# Text segment:
— start —

Only one configuration of heterogeneous domain may not be enough to draw a conclusion toward the effects of heterogeneity of porous media on the dynamic coefficient. Therefore, two heterogeneous domains are set up, which are named as heterogeneous domain #1 and heterogeneous domain #2. The difference between the two domains is the difference in the thickness of fine sand layer. In heterogeneous domain #2, fine sand layer is thicker. The maximum thickness of the fine sand layer depends on the spacing between mini-TDR probes. The cell is designed in a way so that the measurements from different mini-TDR probes do not interfere with one another. Therefore, the minimum thickness of fine sand layer must be more than the spacing between upper and lower rods of the mini-TDR probe, which is 22 mm. According to manufacturer's guidelines, a distance of 3 mm for upper and lower rods of each mini-TDR probe avoids interference with the signals of nearby rods of the other probes. Therefore, in heterogeneous domain #1, a layer thickness of 32 mm is chosen to cover mini-TDR probe and avoid the effect of the upper and lower coarse sand layers on the middle mini-TDR reading in the fine sand layer. The spacing between middle rods of two consecutive mini-TDR probes is defined to be 46 mm. Therefore, the maximum thickness of the fine sand layer is kept equal to 40 mm.
To keep the intensity of heterogeneity[2, 4] in the domain the same, the identical amount of fine sand is added for each sample to make a layered domain. The top and bottom of fine sand layer is filled with a known amount of coarse sand, which covers the upper and the lower mini-TDR probes. To change the intensity of heterogeneity, the fine sand layer thickness is decreased to 30 mm, starting 10 mm above the upper rod of lower mini-TDR probe. Again, considering the distance between the subsequent probes and also radius of influence of each probe, a fine sand layer of 30-mm thickness will not affect the reflection of upper and lower mini-TDR probes, while it covers middle mini-TDR probe fully. The same mass of each type of sand is used in preparing samples with the same intensity of heterogeneity.

— end —

# Set tasks:
1. Please retype the stretch of the passage on heterogeneous sand domains from "To keep the" through "intensity of heterogeneity.".
2. Answer these questions from the passage on heterogeneous sand domains:
(a) What is the spacing between the upper and lower rods of a mini-TDR probe?
(b) What spacing is defined between the middle rods of two consecutive mini-TDR probes?
(c) What type of sand fills the top and bottom of the fine sand layer?

# Information shown:
— start —

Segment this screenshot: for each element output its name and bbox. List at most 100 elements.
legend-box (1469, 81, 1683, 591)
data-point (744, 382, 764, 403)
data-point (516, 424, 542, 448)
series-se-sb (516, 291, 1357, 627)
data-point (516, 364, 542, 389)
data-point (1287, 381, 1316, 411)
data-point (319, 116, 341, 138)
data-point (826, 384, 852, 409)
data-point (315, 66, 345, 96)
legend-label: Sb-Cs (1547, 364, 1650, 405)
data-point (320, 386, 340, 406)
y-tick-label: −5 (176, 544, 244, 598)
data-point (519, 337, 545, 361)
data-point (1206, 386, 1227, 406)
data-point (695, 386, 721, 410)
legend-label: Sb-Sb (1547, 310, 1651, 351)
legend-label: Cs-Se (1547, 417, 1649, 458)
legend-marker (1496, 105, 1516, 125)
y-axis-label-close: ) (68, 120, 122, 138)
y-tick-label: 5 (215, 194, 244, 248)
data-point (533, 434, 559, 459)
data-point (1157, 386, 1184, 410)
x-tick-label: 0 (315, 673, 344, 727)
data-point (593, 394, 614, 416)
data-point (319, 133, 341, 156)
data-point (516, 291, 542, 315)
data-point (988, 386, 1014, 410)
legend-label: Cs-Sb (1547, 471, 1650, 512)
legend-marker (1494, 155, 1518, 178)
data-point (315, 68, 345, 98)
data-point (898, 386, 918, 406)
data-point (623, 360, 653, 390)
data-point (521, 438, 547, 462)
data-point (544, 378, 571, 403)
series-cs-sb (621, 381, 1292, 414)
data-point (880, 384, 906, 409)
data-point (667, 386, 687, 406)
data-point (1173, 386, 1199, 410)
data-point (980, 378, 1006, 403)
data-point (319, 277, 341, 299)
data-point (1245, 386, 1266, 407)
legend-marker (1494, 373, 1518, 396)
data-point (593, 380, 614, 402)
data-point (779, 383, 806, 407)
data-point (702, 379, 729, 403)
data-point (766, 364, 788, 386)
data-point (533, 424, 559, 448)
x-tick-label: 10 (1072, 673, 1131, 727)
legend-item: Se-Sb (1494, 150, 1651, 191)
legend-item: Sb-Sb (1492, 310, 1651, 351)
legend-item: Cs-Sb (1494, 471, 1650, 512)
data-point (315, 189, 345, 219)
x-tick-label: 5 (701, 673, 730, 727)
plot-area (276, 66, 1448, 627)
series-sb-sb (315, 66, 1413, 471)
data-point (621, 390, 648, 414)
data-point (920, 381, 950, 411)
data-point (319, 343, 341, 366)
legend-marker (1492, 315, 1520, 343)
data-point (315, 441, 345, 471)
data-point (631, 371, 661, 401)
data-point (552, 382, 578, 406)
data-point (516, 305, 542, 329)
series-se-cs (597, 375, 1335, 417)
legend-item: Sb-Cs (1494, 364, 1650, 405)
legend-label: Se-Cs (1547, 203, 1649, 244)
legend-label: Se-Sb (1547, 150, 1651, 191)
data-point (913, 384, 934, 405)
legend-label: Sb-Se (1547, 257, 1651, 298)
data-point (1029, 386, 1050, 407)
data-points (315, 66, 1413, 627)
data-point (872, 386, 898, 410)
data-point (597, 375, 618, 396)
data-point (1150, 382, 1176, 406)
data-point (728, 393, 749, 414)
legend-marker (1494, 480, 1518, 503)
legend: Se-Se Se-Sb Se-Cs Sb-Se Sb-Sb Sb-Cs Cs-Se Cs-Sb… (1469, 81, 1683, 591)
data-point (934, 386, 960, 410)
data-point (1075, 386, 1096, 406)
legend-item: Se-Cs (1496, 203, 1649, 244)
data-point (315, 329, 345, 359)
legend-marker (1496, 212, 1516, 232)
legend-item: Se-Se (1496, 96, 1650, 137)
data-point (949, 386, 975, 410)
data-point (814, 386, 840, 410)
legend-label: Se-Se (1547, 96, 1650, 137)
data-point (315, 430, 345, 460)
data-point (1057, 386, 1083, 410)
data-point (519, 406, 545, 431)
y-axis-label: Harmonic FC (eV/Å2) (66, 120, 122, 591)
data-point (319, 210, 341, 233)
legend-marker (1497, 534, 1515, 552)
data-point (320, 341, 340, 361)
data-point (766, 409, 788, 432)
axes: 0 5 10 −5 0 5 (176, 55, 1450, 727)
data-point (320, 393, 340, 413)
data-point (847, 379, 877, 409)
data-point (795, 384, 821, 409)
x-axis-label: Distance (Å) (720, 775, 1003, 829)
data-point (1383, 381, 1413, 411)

— end —

# Results of the exercise:
1.
To keep the intensity of heterogeneity[2, 4] in the domain the same, the identical amount of fine sand is added for each sample to make a layered domain. The top and bottom of fine sand layer is filled with a known amount of coarse sand, which covers the upper and the lower mini-TDR probes. To change the intensity of heterogeneity, the fine sand layer thickness is decreased to 30 mm, starting 10 mm above the upper rod of lower mini-TDR probe. Again, considering the distance between the subsequent probes and also radius of influence of each probe, a fine sand layer of 30-mm thickness will not affect the reflection of upper and lower mini-TDR probes, while it covers middle mini-TDR probe fully. The same mass of each type of sand is used in preparing samples with the same intensity of heterogeneity.

2.
(a) 22 mm
(b) 46 mm
(c) Coarse sand